## Start RECORDS PROVIDED

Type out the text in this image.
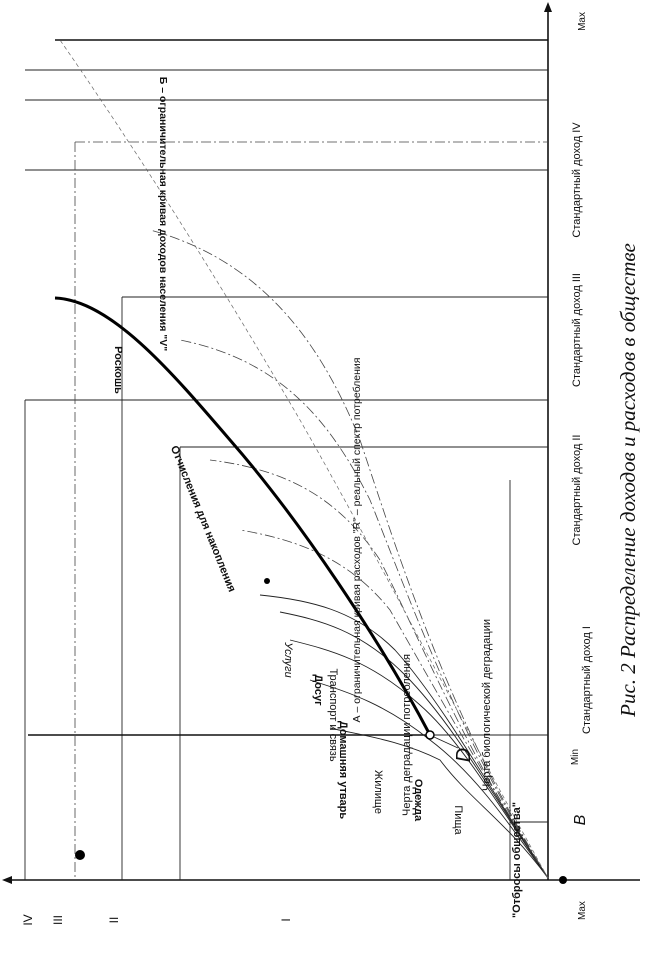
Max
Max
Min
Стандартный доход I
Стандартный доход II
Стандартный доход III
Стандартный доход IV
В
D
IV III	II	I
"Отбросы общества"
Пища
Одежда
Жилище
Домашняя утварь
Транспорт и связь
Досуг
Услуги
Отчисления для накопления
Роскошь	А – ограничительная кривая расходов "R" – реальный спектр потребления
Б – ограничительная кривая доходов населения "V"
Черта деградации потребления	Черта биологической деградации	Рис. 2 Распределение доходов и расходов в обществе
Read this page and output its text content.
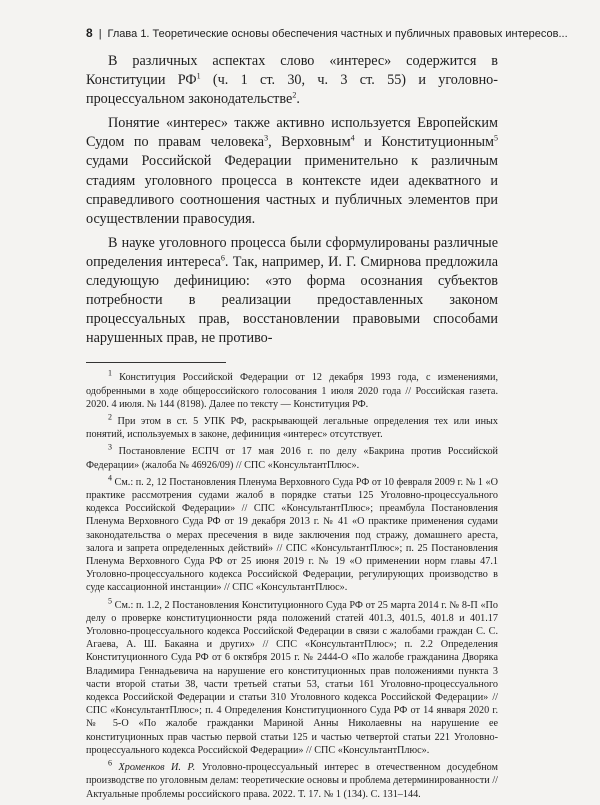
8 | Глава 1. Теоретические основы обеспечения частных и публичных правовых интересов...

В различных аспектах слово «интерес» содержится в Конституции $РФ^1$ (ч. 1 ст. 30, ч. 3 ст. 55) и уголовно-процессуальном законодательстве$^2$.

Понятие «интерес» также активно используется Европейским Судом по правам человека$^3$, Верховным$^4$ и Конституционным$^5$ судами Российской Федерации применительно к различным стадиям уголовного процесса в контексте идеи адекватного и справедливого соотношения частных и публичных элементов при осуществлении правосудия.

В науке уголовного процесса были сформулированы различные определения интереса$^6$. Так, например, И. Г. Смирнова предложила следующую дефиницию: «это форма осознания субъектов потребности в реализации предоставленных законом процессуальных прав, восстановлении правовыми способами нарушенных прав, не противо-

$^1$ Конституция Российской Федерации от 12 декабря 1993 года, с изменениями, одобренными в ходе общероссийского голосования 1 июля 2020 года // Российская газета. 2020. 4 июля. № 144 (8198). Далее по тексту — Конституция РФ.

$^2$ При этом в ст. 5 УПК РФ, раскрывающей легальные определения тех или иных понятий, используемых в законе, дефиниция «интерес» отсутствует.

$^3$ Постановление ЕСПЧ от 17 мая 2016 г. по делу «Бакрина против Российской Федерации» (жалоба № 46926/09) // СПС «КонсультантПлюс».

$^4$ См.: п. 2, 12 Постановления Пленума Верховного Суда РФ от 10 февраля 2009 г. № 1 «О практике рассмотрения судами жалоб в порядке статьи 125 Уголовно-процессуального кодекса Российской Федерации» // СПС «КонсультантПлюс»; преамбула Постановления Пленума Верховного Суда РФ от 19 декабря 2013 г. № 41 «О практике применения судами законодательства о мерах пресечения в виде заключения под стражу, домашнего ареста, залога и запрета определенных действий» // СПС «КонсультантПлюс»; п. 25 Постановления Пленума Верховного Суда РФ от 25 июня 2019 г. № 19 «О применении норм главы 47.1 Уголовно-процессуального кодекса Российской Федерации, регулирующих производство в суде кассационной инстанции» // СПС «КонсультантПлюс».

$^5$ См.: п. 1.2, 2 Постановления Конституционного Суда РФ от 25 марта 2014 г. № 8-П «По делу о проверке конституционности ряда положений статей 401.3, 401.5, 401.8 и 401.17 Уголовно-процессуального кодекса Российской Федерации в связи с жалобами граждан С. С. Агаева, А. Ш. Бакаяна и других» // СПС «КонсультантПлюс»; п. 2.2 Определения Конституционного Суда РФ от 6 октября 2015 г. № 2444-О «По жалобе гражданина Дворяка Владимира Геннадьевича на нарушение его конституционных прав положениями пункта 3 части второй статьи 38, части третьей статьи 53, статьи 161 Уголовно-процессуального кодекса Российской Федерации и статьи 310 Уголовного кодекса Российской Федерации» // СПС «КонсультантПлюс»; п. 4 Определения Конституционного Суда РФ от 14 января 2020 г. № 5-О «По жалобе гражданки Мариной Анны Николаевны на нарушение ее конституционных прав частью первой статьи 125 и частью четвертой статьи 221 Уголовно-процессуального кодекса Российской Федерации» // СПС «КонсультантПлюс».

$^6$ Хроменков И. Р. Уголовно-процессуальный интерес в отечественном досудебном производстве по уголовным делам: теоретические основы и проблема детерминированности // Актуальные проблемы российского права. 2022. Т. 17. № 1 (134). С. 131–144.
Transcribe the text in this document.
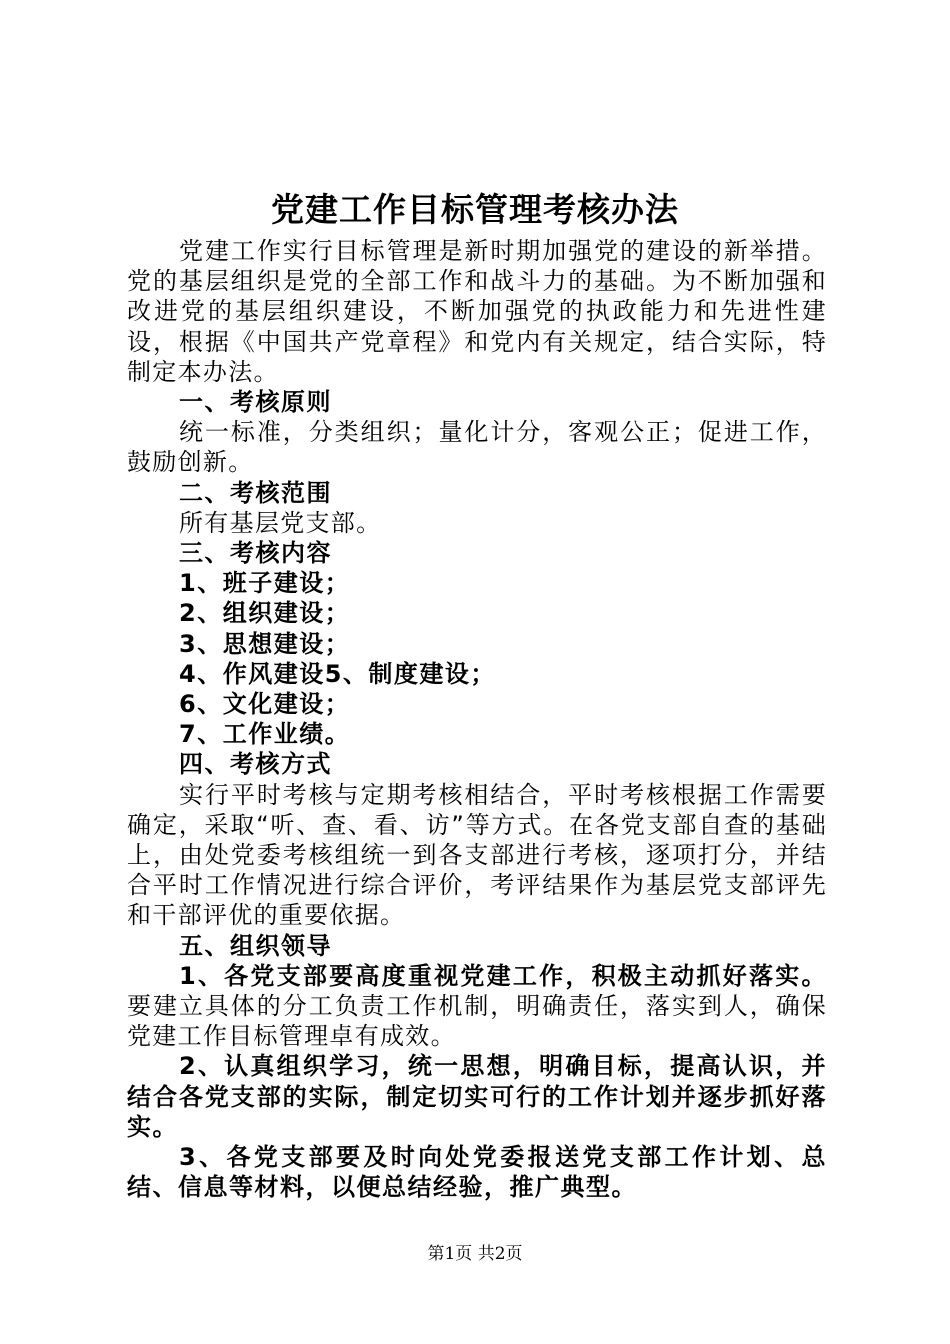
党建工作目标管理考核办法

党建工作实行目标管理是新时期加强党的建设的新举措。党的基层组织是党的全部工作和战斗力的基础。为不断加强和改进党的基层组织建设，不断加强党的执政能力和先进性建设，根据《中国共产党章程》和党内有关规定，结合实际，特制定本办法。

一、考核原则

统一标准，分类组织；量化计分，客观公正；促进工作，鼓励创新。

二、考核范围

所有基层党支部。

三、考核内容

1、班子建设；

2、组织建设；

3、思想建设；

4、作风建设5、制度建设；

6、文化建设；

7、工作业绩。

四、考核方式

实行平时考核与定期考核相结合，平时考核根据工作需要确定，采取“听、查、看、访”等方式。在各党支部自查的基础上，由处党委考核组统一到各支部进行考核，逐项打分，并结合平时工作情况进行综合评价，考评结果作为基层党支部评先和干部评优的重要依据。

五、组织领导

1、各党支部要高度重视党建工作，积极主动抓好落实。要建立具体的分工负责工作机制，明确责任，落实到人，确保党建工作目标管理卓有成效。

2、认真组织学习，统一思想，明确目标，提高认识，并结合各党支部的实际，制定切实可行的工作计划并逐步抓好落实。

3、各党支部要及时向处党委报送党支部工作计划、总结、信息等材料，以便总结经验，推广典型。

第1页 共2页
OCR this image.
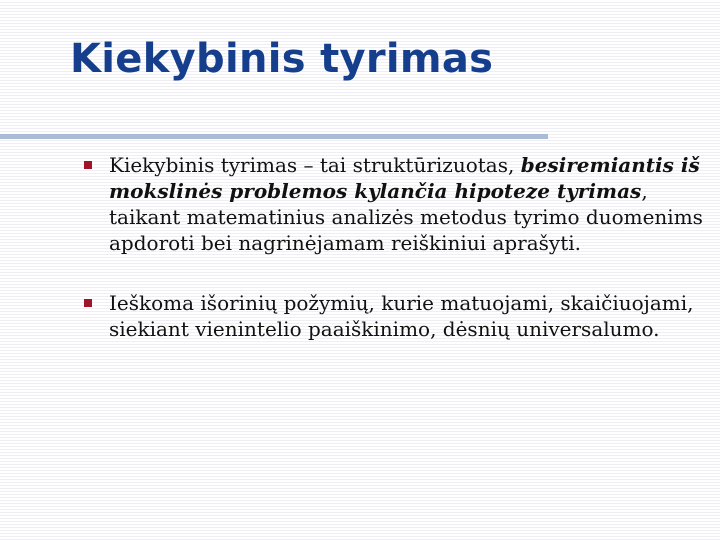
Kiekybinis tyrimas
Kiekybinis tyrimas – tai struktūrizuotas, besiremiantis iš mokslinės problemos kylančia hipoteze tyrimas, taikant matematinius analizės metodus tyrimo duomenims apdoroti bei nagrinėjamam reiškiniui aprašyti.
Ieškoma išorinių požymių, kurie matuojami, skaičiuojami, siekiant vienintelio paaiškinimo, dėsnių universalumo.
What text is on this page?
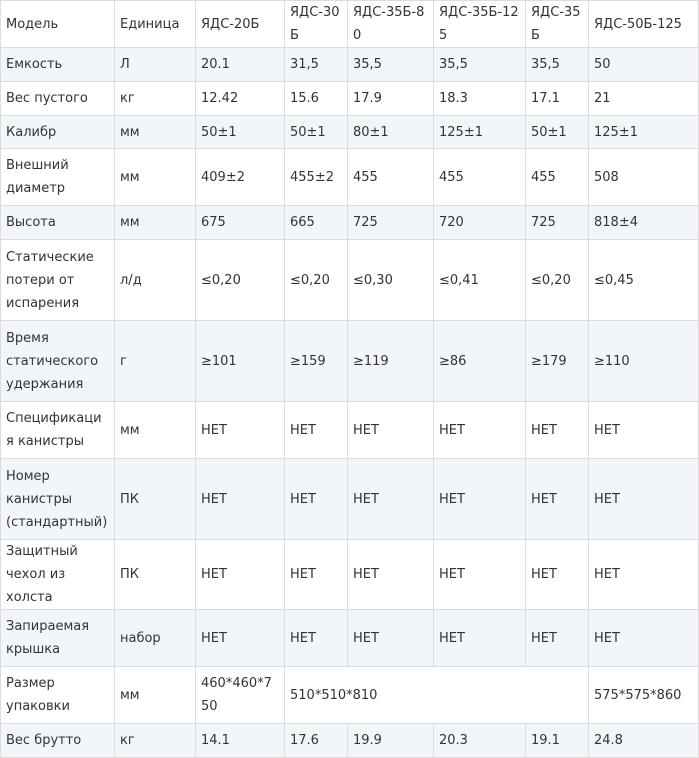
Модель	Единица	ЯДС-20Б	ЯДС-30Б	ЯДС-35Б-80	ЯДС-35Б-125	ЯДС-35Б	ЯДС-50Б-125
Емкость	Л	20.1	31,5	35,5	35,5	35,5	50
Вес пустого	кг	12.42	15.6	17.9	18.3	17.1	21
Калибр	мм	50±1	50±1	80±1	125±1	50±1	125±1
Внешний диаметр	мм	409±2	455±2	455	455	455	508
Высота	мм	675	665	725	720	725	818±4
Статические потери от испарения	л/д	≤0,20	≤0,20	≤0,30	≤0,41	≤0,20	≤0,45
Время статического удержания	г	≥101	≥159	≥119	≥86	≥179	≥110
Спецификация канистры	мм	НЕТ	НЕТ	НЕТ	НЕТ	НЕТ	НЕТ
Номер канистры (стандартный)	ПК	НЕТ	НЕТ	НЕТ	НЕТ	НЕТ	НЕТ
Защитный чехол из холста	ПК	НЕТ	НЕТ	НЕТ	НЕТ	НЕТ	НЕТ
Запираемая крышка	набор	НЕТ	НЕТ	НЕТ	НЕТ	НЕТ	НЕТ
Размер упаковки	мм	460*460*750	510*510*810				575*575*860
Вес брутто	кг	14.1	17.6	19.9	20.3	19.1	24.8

## End RECORDS PROVIDED

• _INSTRUCTION_:
Look through the entries above; copy each line where the string "ограничительная" appears.

• _RESULT BELOW_:
Роскошь	А – ограничительная кривая расходов "R" – реальный спектр потребления
Б – ограничительная кривая доходов населения "V"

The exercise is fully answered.